**DIRECTIVE 1:** In the thread about sequence length in INSTRUCTOR, write out the passage starting with "Then you will" and going on through "or computational resources.", replacing "issue" with "thread".
**DIRECTIVE 2:** Translate this sentence from the thread about sequence length in INSTRUCTOR into Spanish: "Our INSTRUCTOR calculates the sentence embedding, which is the average of token embeddings in the input text."

**TEXT SHOWN:**
□ □ □

Closed gd1m3y closed 1 year ago
Hi, Thanks a lot for your question!
By default, the maximum sequence length is 512. You can change that using the attribute max_seq_length
. For example:
from InstructorEmbedding import INSTRUCTOR
model = INSTRUCTOR('hkunlp/instructor-large')
model.max_seq_length = 256
print(model.max_seq_length)
Hope this helps! Feel free to leave any further comments or questions!
Het thankyou for your answer although i can see that changing the max_seq_length parameter doesnt seem to reflect on the output for ex if i set it to 0 it will still give me a embedding of (1,768). or even i set it to a no like 4096 it doesnt seem to reflect it on the output.
from InstructorEmbedding import INSTRUCTOR
model = INSTRUCTOR('hkunlp/instructor-large')
model.max_seq_length = 256
print(model.max_seq_length)
sentence = "3D ActionSLAM: wearable person tracking in multi-floor environments"
instruction = "Represent the Science title:"
embeddings = model.encode([[instruction,sentence]])
print(embeddings.shape)
Hi, Thanks a lot for your question!
Our INSTRUCTOR calculates the sentence embedding, which is the average of token embeddings in the input text. For the embedding shape (1,768) in your example, 1 refers to the number of sentences you encode, and 768 refers to the embedding dimension.
To inspect the actual length of sequence being encoded, you may print out the shape of token_embeddings here: https://github.com/HKUNLP/instructor-embedding/blob/main/InstructorEmbedding/instructor.py#L103.
Tips:
To print out the shape of token_embeddings, one way is to install the InstructorEmbedding
package from the source via
pip install -e .
and add the following code after line 103, i.e., https://github.com/HKUNLP/instructor-embedding/blob/main/InstructorEmbedding/instructor.py#L103
print("The shape of token embeddings: ", token_embeddings.shape)
Then you will be able to see the sequence length.
Hope this helps! Feel free to add any following question or comment!
Feel free to re-open this issue and add any following comments!
Feel free to re-open this issue and add any following comments!
@Harry-hash does this mean that InstructOR can accept sequences of any length, because everything is mean pooled into the embedding dimension in the end? It feels like there should still be a limit governed by the model's architecture or computational resources.
Hi, thanks a lot for your comments!

□ □ □

**INFORMATION PROVIDED:**
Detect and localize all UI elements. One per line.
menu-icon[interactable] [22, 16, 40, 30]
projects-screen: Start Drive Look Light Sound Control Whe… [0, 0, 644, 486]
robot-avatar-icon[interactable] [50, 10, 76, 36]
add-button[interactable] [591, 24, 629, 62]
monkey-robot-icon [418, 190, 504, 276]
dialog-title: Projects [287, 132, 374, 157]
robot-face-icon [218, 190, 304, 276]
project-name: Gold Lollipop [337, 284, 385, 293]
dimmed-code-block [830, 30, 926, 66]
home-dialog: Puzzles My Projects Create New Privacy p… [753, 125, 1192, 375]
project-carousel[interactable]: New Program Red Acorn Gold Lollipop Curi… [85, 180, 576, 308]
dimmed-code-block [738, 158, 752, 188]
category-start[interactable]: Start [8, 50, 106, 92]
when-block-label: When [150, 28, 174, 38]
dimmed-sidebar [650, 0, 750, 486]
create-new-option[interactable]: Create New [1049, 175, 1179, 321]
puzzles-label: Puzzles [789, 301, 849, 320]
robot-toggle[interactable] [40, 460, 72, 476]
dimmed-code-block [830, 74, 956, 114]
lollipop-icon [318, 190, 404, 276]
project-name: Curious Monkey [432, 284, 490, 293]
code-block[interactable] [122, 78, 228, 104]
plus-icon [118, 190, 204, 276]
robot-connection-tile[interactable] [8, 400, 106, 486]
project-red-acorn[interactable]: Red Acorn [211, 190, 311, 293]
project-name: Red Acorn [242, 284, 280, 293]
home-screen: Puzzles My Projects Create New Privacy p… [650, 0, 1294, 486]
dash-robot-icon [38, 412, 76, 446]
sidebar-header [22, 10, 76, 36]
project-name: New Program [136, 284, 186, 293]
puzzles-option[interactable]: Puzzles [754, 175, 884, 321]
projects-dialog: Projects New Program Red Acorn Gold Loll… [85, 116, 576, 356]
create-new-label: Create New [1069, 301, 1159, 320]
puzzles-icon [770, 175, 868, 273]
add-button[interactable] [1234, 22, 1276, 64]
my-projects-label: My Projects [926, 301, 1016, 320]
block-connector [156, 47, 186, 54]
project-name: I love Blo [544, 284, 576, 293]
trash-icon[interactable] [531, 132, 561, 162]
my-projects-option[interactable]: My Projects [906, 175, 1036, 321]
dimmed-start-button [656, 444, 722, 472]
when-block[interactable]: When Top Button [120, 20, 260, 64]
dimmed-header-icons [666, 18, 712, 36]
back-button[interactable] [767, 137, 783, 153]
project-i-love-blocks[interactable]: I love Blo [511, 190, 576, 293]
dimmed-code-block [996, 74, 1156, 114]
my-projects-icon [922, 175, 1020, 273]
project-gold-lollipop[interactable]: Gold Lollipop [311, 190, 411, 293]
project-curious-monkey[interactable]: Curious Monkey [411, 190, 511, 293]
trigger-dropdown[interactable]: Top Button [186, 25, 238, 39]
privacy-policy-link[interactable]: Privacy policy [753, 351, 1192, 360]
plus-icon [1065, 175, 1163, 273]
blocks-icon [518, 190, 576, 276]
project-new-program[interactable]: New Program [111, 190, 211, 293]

□ □ □

**CORRECT RESPONSE 1:**
Then you will be able to see the sequence length.
Hope this helps! Feel free to add any following question or comment!
Feel free to re-open this thread and add any following comments!
Feel free to re-open this thread and add any following comments!
@Harry-hash does this mean that InstructOR can accept sequences of any length, because everything is mean pooled into the embedding dimension in the end? It feels like there should still be a limit governed by the model's architecture or computational resources.

**CORRECT RESPONSE 2:** Nuestro INSTRUCTOR calcula el embedding de la oración, que es el promedio de los embeddings de los tokens en el texto de entrada.